• **Exercise requirements**: Below are some records: retype them all exactly, but not the pictures.

• **Records for processing**:
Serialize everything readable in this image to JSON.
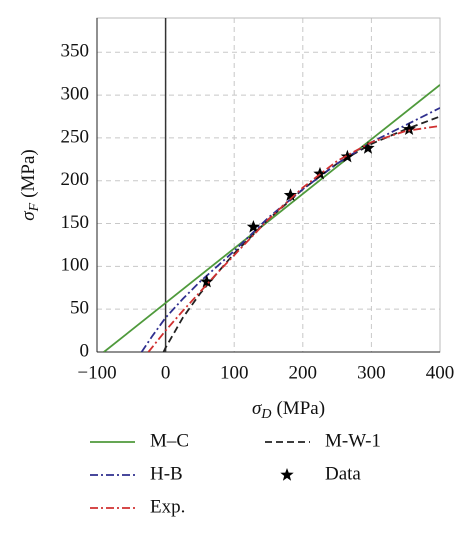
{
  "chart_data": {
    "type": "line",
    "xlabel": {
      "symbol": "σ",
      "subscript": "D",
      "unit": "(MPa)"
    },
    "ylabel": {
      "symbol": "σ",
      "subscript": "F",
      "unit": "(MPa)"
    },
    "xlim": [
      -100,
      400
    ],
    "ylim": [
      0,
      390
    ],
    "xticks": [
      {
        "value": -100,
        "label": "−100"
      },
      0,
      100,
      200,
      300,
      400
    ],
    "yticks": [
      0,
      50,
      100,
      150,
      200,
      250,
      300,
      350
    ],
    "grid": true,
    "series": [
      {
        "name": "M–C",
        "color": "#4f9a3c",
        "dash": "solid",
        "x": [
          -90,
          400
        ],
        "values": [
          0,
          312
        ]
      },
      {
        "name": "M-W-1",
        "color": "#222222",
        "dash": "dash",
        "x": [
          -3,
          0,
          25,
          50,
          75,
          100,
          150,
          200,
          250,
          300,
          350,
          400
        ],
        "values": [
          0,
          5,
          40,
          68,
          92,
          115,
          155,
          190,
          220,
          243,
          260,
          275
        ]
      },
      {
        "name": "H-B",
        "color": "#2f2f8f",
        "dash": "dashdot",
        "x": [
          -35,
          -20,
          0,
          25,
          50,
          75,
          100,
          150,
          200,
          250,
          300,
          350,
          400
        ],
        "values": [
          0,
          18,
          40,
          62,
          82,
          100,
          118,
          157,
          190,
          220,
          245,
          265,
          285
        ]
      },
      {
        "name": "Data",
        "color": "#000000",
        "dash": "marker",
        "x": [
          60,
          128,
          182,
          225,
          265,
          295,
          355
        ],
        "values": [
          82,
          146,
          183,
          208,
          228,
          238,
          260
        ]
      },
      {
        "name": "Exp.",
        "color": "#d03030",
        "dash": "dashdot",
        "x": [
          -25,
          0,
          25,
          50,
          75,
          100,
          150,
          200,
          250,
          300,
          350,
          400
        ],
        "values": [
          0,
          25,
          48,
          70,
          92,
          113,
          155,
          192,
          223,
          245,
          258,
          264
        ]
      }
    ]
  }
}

• **Result for this exercise**:
Serialize everything readable in this image to JSON.
{
  "chart_data": {
    "type": "line",
    "xlabel": {
      "symbol": "σ",
      "subscript": "D",
      "unit": "(MPa)"
    },
    "ylabel": {
      "symbol": "σ",
      "subscript": "F",
      "unit": "(MPa)"
    },
    "xlim": [
      -100,
      400
    ],
    "ylim": [
      0,
      390
    ],
    "xticks": [
      {
        "value": -100,
        "label": "−100"
      },
      0,
      100,
      200,
      300,
      400
    ],
    "yticks": [
      0,
      50,
      100,
      150,
      200,
      250,
      300,
      350
    ],
    "grid": true,
    "series": [
      {
        "name": "M–C",
        "color": "#4f9a3c",
        "dash": "solid",
        "x": [
          -90,
          400
        ],
        "values": [
          0,
          312
        ]
      },
      {
        "name": "M-W-1",
        "color": "#222222",
        "dash": "dash",
        "x": [
          -3,
          0,
          25,
          50,
          75,
          100,
          150,
          200,
          250,
          300,
          350,
          400
        ],
        "values": [
          0,
          5,
          40,
          68,
          92,
          115,
          155,
          190,
          220,
          243,
          260,
          275
        ]
      },
      {
        "name": "H-B",
        "color": "#2f2f8f",
        "dash": "dashdot",
        "x": [
          -35,
          -20,
          0,
          25,
          50,
          75,
          100,
          150,
          200,
          250,
          300,
          350,
          400
        ],
        "values": [
          0,
          18,
          40,
          62,
          82,
          100,
          118,
          157,
          190,
          220,
          245,
          265,
          285
        ]
      },
      {
        "name": "Data",
        "color": "#000000",
        "dash": "marker",
        "x": [
          60,
          128,
          182,
          225,
          265,
          295,
          355
        ],
        "values": [
          82,
          146,
          183,
          208,
          228,
          238,
          260
        ]
      },
      {
        "name": "Exp.",
        "color": "#d03030",
        "dash": "dashdot",
        "x": [
          -25,
          0,
          25,
          50,
          75,
          100,
          150,
          200,
          250,
          300,
          350,
          400
        ],
        "values": [
          0,
          25,
          48,
          70,
          92,
          113,
          155,
          192,
          223,
          245,
          258,
          264
        ]
      }
    ]
  }
}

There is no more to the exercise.